Toutefois, il estime que les conséquences économiques de la covid-19 à Gorée sont catastrophiques. ‘’ On vivait à 80 % d’activités touristiques  maintenant qu’on est privé de ça, on est réduit au néant on ne gagne plus rien du tout. En plus de l’aide apportée par la mairie, on a été obligé de nous cotiser ente nous (Goréens de la diaspora, les partenaires et amis de Gorée,..) C’est ce qui nous a permis d’accompagner les familles en leur fournissant des kits alimentaires et sanitaires’’, dit-il avant d’indiquer les provisions stockées dans le centre culturel.

Par ailleurs, Mamadou Diop déplore le fait que ‘’ la situation actuelle affaiblite psychologiquement les insulaires. Il est donc temps d’ouvrir Gorée pour lui redonner vie tant socialement qu’économiquement’’.

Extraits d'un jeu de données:
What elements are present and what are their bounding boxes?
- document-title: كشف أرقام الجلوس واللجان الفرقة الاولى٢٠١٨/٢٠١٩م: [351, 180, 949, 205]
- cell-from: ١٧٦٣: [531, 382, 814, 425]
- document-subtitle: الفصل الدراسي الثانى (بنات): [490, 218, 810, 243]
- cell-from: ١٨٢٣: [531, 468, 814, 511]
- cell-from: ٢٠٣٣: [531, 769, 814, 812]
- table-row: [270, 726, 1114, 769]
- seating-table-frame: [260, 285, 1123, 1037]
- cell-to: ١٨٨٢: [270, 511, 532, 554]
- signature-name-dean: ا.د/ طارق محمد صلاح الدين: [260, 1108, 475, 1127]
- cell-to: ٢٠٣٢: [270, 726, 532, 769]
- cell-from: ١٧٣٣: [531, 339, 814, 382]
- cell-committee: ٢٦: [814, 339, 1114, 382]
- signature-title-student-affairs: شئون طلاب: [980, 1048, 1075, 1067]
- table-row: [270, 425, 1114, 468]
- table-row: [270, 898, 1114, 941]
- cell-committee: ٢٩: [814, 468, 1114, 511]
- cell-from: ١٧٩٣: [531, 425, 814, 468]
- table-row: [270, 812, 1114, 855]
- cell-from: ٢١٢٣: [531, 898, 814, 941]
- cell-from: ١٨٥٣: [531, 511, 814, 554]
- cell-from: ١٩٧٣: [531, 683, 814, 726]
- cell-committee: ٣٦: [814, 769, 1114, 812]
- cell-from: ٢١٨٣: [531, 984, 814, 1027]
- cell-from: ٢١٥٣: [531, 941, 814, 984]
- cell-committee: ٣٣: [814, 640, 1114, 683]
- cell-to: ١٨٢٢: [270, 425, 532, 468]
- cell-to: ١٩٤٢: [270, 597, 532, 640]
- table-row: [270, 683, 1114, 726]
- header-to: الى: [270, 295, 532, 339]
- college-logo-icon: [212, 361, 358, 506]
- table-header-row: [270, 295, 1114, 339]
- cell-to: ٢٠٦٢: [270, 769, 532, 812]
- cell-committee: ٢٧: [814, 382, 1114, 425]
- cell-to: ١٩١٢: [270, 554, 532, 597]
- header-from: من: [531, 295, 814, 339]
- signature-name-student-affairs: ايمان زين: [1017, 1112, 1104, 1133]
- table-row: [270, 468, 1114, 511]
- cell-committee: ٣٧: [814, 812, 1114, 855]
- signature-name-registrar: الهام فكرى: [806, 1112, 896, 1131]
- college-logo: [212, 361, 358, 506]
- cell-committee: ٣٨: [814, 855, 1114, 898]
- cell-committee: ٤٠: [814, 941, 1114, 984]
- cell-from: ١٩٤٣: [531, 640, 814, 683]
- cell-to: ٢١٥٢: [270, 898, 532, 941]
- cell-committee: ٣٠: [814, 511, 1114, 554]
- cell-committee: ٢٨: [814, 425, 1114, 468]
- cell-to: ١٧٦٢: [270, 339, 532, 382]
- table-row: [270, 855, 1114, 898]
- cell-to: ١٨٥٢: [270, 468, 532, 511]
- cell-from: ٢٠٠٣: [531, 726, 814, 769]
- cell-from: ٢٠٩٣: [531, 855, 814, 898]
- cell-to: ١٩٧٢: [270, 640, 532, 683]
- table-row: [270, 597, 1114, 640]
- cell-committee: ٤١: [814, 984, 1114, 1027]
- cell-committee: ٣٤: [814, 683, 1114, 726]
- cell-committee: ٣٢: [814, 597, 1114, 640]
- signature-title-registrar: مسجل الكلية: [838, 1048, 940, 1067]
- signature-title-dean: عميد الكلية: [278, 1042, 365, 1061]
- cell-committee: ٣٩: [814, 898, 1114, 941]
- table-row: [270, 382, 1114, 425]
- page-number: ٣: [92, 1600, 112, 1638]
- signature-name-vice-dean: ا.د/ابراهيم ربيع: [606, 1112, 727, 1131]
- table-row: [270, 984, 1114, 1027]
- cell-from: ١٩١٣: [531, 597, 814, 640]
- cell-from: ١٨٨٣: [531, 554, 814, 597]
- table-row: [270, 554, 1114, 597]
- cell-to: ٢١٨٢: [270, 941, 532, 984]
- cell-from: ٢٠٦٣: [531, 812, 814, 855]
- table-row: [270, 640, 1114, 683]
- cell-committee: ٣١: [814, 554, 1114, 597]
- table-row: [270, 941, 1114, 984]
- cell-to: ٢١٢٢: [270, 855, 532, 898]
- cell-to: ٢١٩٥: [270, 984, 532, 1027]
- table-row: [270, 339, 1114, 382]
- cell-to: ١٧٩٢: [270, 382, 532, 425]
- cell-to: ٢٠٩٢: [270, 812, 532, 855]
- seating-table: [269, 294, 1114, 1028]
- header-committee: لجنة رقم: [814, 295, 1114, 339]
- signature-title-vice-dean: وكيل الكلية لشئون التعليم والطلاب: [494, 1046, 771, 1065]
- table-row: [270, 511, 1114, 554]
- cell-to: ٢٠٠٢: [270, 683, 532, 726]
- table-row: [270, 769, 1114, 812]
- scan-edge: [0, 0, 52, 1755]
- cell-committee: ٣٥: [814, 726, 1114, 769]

Travail demandé:
**A.** Les affirmations suivantes sont-elles conformes à l'extrait sur Gorée ? Répondez par oui ou par non, en citant mot pour mot le passage décisif. (i) Avant la covid-19, l'activité à Gorée reposait à 80 % sur le tourisme. (ii) Les familles n'ont reçu que l'aide de la mairie. (iii) Mamadou Diop souhaite que Gorée reste fermée.
**B.** Présentez sous forme de liste le paragraphe de l'extrait sur Gorée qui commence par « Toutefois, il estime », en conservant ses faits principaux.
**C.** Reprenez l'extrait sur Gorée après sa dernière phrase et rédigez-en la suite.

Corrigé:
**A.**
(i) Oui : « On vivait à 80 % d’activités touristiques ».
(ii) Non : « En plus de l’aide apportée par la mairie ».
(iii) Non : « Il est donc temps d’ouvrir Gorée pour lui redonner vie ».

**B.**
- Les conséquences économiques de la covid-19 à Gorée sont jugées catastrophiques.
- L'activité dépendait à 80 % du tourisme. Privés de cette ressource, les habitants ne gagnent plus rien.
- En plus de l'aide de la mairie, une cotisation a réuni les Goréens de la diaspora ainsi que les partenaires et amis de Gorée.
- Cette cotisation a permis de fournir aux familles des kits alimentaires et sanitaires.
- Les provisions sont stockées dans le centre culturel.

**C.**
A quelques mètres du centre culturel, se trouve au bout d’un couloir la maison d’hôte d’Oumar Sy ; président du collectif des acteurs touristiques de Gorée et conseiller municipal. Ici, toutes les chambres sont fermées ; La maison n’a reçu aucun hôte depuis déjà sept mois. Les deux mains sur le palier du balcon et le regard fixé sur la mer, Oumar Sy confie que ‘’les Goréens vont mal ; le tissu social et économique de Gorée est gravement atteint. Voyez vous-mêmes l’île, c’est comme si la guerre venait de passer par là’’. Pour cet hôtelier, qui a plus de 26 employés, ‘’la fermeture de l’île a arrêté les recettes mais pas les dépenses’’ parce que dit-il ‘’ au premier mois de la crise j’ai payé mes employés à 80% de leur salaire habituel ; à 70% jusqu’au mois de juillet ; et 50% pour aout et septembre alors que ni mes hôtels ni ma maison d’hôte ne fonctionnent c’est une perte’’, dit-il avant de quitter le balcon.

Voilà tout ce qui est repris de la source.